### RECORDED INFORMATION

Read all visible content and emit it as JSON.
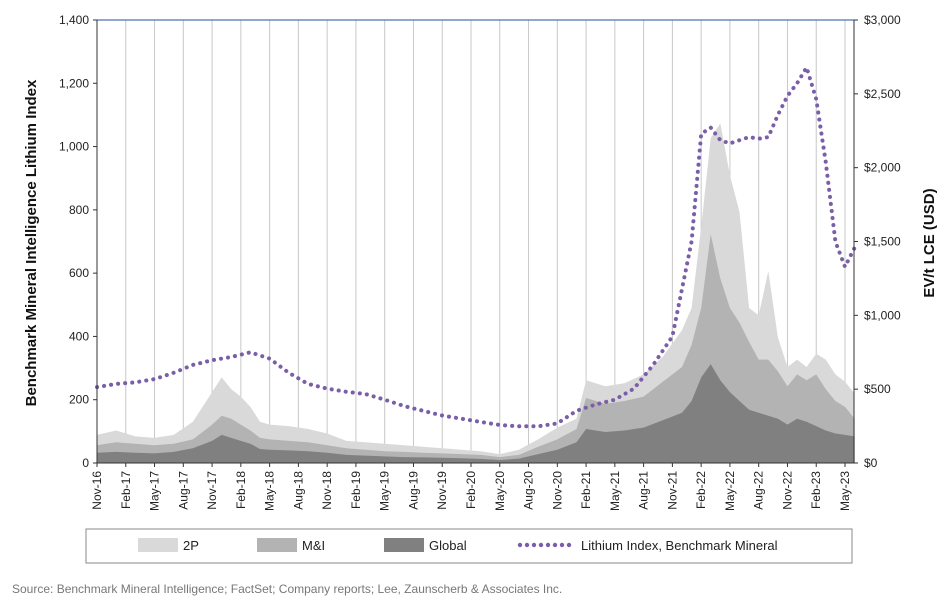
{
  "chart_data": {
    "type": "area",
    "ylabel": "Benchmark Mineral Intelligence Lithium Index",
    "y2label": "EV/t LCE (USD)",
    "ylim": [
      0,
      1400
    ],
    "y_ticks": [
      "0",
      "200",
      "400",
      "600",
      "800",
      "1,000",
      "1,200",
      "1,400"
    ],
    "y2lim": [
      0,
      3000
    ],
    "y2_ticks": [
      "$0",
      "$500",
      "$1,000",
      "$1,500",
      "$2,000",
      "$2,500",
      "$3,000"
    ],
    "x_ticks": [
      "Nov-16",
      "Feb-17",
      "May-17",
      "Aug-17",
      "Nov-17",
      "Feb-18",
      "May-18",
      "Aug-18",
      "Nov-18",
      "Feb-19",
      "May-19",
      "Aug-19",
      "Nov-19",
      "Feb-20",
      "May-20",
      "Aug-20",
      "Nov-20",
      "Feb-21",
      "May-21",
      "Aug-21",
      "Nov-21",
      "Feb-22",
      "May-22",
      "Aug-22",
      "Nov-22",
      "Feb-23",
      "May-23"
    ],
    "grid": "vertical",
    "legend_placement": "bottom",
    "series": [
      {
        "name": "2P",
        "kind": "area",
        "axis": "right",
        "color": "#d9d9d9",
        "x": [
          "2016-11",
          "2017-01",
          "2017-03",
          "2017-05",
          "2017-07",
          "2017-09",
          "2017-11",
          "2017-12",
          "2018-01",
          "2018-02",
          "2018-03",
          "2018-04",
          "2018-05",
          "2018-07",
          "2018-09",
          "2018-11",
          "2019-01",
          "2019-03",
          "2019-05",
          "2019-07",
          "2019-09",
          "2019-11",
          "2020-01",
          "2020-03",
          "2020-05",
          "2020-07",
          "2020-09",
          "2020-11",
          "2021-01",
          "2021-02",
          "2021-04",
          "2021-06",
          "2021-08",
          "2021-10",
          "2021-12",
          "2022-01",
          "2022-02",
          "2022-03",
          "2022-04",
          "2022-05",
          "2022-06",
          "2022-07",
          "2022-08",
          "2022-09",
          "2022-10",
          "2022-11",
          "2022-12",
          "2023-01",
          "2023-02",
          "2023-03",
          "2023-04",
          "2023-05",
          "2023-06"
        ],
        "values": [
          190,
          220,
          180,
          170,
          190,
          280,
          480,
          580,
          500,
          450,
          380,
          280,
          260,
          250,
          230,
          200,
          150,
          140,
          130,
          120,
          110,
          100,
          90,
          80,
          60,
          90,
          160,
          240,
          300,
          560,
          520,
          540,
          600,
          720,
          900,
          1050,
          1600,
          2200,
          2300,
          1950,
          1700,
          1050,
          1000,
          1300,
          850,
          650,
          700,
          650,
          740,
          700,
          600,
          550,
          470
        ]
      },
      {
        "name": "M&I",
        "kind": "area",
        "axis": "right",
        "color": "#b3b3b3",
        "x": [
          "2016-11",
          "2017-01",
          "2017-03",
          "2017-05",
          "2017-07",
          "2017-09",
          "2017-11",
          "2017-12",
          "2018-01",
          "2018-02",
          "2018-03",
          "2018-04",
          "2018-05",
          "2018-07",
          "2018-09",
          "2018-11",
          "2019-01",
          "2019-03",
          "2019-05",
          "2019-07",
          "2019-09",
          "2019-11",
          "2020-01",
          "2020-03",
          "2020-05",
          "2020-07",
          "2020-09",
          "2020-11",
          "2021-01",
          "2021-02",
          "2021-04",
          "2021-06",
          "2021-08",
          "2021-10",
          "2021-12",
          "2022-01",
          "2022-02",
          "2022-03",
          "2022-04",
          "2022-05",
          "2022-06",
          "2022-07",
          "2022-08",
          "2022-09",
          "2022-10",
          "2022-11",
          "2022-12",
          "2023-01",
          "2023-02",
          "2023-03",
          "2023-04",
          "2023-05",
          "2023-06"
        ],
        "values": [
          120,
          140,
          130,
          120,
          130,
          160,
          260,
          320,
          300,
          260,
          220,
          170,
          160,
          150,
          140,
          120,
          100,
          90,
          80,
          75,
          70,
          65,
          60,
          55,
          40,
          55,
          110,
          160,
          230,
          440,
          400,
          420,
          450,
          550,
          650,
          800,
          1050,
          1550,
          1250,
          1050,
          950,
          820,
          700,
          700,
          620,
          520,
          600,
          560,
          600,
          500,
          420,
          380,
          300
        ]
      },
      {
        "name": "Global",
        "kind": "area",
        "axis": "right",
        "color": "#808080",
        "x": [
          "2016-11",
          "2017-01",
          "2017-03",
          "2017-05",
          "2017-07",
          "2017-09",
          "2017-11",
          "2017-12",
          "2018-01",
          "2018-02",
          "2018-03",
          "2018-04",
          "2018-05",
          "2018-07",
          "2018-09",
          "2018-11",
          "2019-01",
          "2019-03",
          "2019-05",
          "2019-07",
          "2019-09",
          "2019-11",
          "2020-01",
          "2020-03",
          "2020-05",
          "2020-07",
          "2020-09",
          "2020-11",
          "2021-01",
          "2021-02",
          "2021-04",
          "2021-06",
          "2021-08",
          "2021-10",
          "2021-12",
          "2022-01",
          "2022-02",
          "2022-03",
          "2022-04",
          "2022-05",
          "2022-06",
          "2022-07",
          "2022-08",
          "2022-09",
          "2022-10",
          "2022-11",
          "2022-12",
          "2023-01",
          "2023-02",
          "2023-03",
          "2023-04",
          "2023-05",
          "2023-06"
        ],
        "values": [
          70,
          75,
          70,
          65,
          75,
          100,
          150,
          190,
          170,
          150,
          130,
          95,
          90,
          85,
          80,
          70,
          55,
          50,
          45,
          40,
          38,
          35,
          32,
          28,
          20,
          30,
          60,
          90,
          140,
          230,
          210,
          220,
          240,
          290,
          340,
          420,
          580,
          670,
          560,
          480,
          420,
          360,
          340,
          320,
          300,
          260,
          300,
          280,
          250,
          220,
          200,
          190,
          180
        ]
      },
      {
        "name": "Lithium Index, Benchmark Mineral",
        "kind": "line",
        "axis": "left",
        "style": "dotted",
        "color": "#7a5fa8",
        "x": [
          "2016-11",
          "2017-01",
          "2017-03",
          "2017-05",
          "2017-07",
          "2017-09",
          "2017-11",
          "2018-01",
          "2018-03",
          "2018-05",
          "2018-07",
          "2018-09",
          "2018-11",
          "2019-01",
          "2019-03",
          "2019-05",
          "2019-07",
          "2019-09",
          "2019-11",
          "2020-01",
          "2020-03",
          "2020-05",
          "2020-07",
          "2020-09",
          "2020-11",
          "2021-01",
          "2021-03",
          "2021-05",
          "2021-07",
          "2021-09",
          "2021-11",
          "2022-01",
          "2022-02",
          "2022-03",
          "2022-04",
          "2022-05",
          "2022-06",
          "2022-07",
          "2022-08",
          "2022-09",
          "2022-10",
          "2022-11",
          "2022-12",
          "2023-01",
          "2023-02",
          "2023-03",
          "2023-04",
          "2023-05",
          "2023-06"
        ],
        "values": [
          240,
          250,
          255,
          265,
          285,
          310,
          325,
          335,
          350,
          330,
          285,
          250,
          235,
          225,
          218,
          200,
          180,
          165,
          150,
          140,
          130,
          120,
          116,
          116,
          125,
          165,
          185,
          200,
          235,
          310,
          400,
          700,
          1040,
          1060,
          1020,
          1010,
          1020,
          1030,
          1025,
          1030,
          1100,
          1160,
          1200,
          1250,
          1150,
          950,
          700,
          620,
          680
        ]
      }
    ]
  },
  "legend": [
    {
      "label": "2P",
      "swatch": "#d9d9d9"
    },
    {
      "label": "M&I",
      "swatch": "#b3b3b3"
    },
    {
      "label": "Global",
      "swatch": "#808080"
    },
    {
      "label": "Lithium Index, Benchmark Mineral",
      "swatch": "#7a5fa8"
    }
  ],
  "source": "Source: Benchmark Mineral Intelligence; FactSet; Company reports; Lee, Zaunscherb & Associates Inc."
}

### TASK BRIEF
Tally up the lines holding the string "Benchmark" in this listing, and report the total alone.

### TASK OUTPUT
4